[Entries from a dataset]
===

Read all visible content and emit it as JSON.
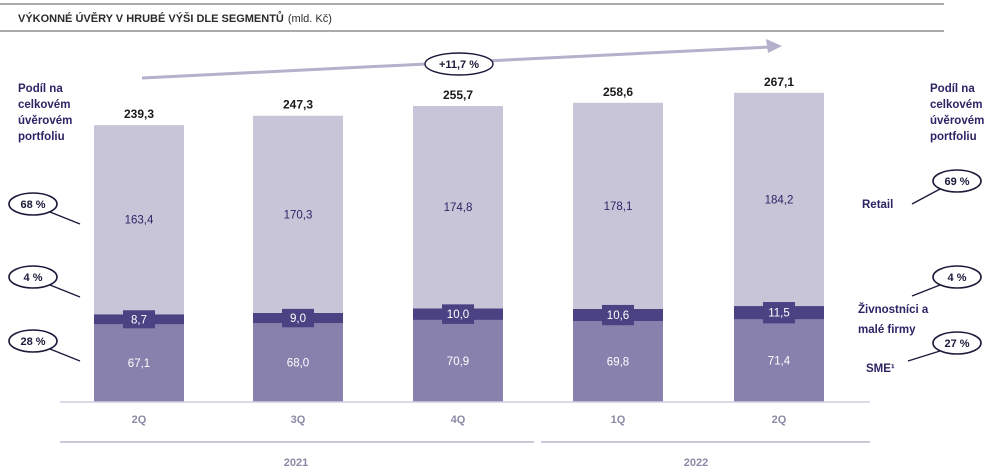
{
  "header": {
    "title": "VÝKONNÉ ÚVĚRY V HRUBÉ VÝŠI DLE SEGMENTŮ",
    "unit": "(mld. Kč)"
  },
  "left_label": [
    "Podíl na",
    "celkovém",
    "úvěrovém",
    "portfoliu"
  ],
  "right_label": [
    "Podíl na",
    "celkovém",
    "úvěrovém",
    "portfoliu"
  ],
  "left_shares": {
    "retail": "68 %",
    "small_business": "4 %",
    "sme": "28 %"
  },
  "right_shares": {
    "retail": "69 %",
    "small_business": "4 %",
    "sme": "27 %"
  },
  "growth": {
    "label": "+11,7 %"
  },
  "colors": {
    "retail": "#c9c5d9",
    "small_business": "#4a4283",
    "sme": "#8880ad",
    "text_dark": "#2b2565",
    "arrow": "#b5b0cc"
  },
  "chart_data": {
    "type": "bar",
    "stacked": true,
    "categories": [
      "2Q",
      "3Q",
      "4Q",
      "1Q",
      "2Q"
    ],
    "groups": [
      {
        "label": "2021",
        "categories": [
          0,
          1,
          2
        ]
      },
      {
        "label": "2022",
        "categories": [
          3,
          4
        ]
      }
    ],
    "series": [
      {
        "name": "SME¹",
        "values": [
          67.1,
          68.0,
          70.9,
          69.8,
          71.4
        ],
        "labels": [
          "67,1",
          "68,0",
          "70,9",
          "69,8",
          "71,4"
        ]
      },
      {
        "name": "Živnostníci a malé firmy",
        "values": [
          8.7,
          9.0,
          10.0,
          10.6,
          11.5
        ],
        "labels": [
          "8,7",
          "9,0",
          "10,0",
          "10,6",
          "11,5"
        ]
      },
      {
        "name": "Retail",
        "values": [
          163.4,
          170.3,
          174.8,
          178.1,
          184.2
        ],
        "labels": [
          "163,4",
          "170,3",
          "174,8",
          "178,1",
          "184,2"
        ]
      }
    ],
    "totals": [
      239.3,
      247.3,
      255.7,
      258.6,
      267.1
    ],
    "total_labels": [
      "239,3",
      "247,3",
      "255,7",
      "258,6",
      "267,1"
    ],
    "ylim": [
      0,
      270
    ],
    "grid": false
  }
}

===

[Written instruction] Transcribe the listing in full and omit the pictures.

[Answer to the exercise]
Read all visible content and emit it as JSON.
{
  "header": {
    "title": "VÝKONNÉ ÚVĚRY V HRUBÉ VÝŠI DLE SEGMENTŮ",
    "unit": "(mld. Kč)"
  },
  "left_label": [
    "Podíl na",
    "celkovém",
    "úvěrovém",
    "portfoliu"
  ],
  "right_label": [
    "Podíl na",
    "celkovém",
    "úvěrovém",
    "portfoliu"
  ],
  "left_shares": {
    "retail": "68 %",
    "small_business": "4 %",
    "sme": "28 %"
  },
  "right_shares": {
    "retail": "69 %",
    "small_business": "4 %",
    "sme": "27 %"
  },
  "growth": {
    "label": "+11,7 %"
  },
  "colors": {
    "retail": "#c9c5d9",
    "small_business": "#4a4283",
    "sme": "#8880ad",
    "text_dark": "#2b2565",
    "arrow": "#b5b0cc"
  },
  "chart_data": {
    "type": "bar",
    "stacked": true,
    "categories": [
      "2Q",
      "3Q",
      "4Q",
      "1Q",
      "2Q"
    ],
    "groups": [
      {
        "label": "2021",
        "categories": [
          0,
          1,
          2
        ]
      },
      {
        "label": "2022",
        "categories": [
          3,
          4
        ]
      }
    ],
    "series": [
      {
        "name": "SME¹",
        "values": [
          67.1,
          68.0,
          70.9,
          69.8,
          71.4
        ],
        "labels": [
          "67,1",
          "68,0",
          "70,9",
          "69,8",
          "71,4"
        ]
      },
      {
        "name": "Živnostníci a malé firmy",
        "values": [
          8.7,
          9.0,
          10.0,
          10.6,
          11.5
        ],
        "labels": [
          "8,7",
          "9,0",
          "10,0",
          "10,6",
          "11,5"
        ]
      },
      {
        "name": "Retail",
        "values": [
          163.4,
          170.3,
          174.8,
          178.1,
          184.2
        ],
        "labels": [
          "163,4",
          "170,3",
          "174,8",
          "178,1",
          "184,2"
        ]
      }
    ],
    "totals": [
      239.3,
      247.3,
      255.7,
      258.6,
      267.1
    ],
    "total_labels": [
      "239,3",
      "247,3",
      "255,7",
      "258,6",
      "267,1"
    ],
    "ylim": [
      0,
      270
    ],
    "grid": false
  }
}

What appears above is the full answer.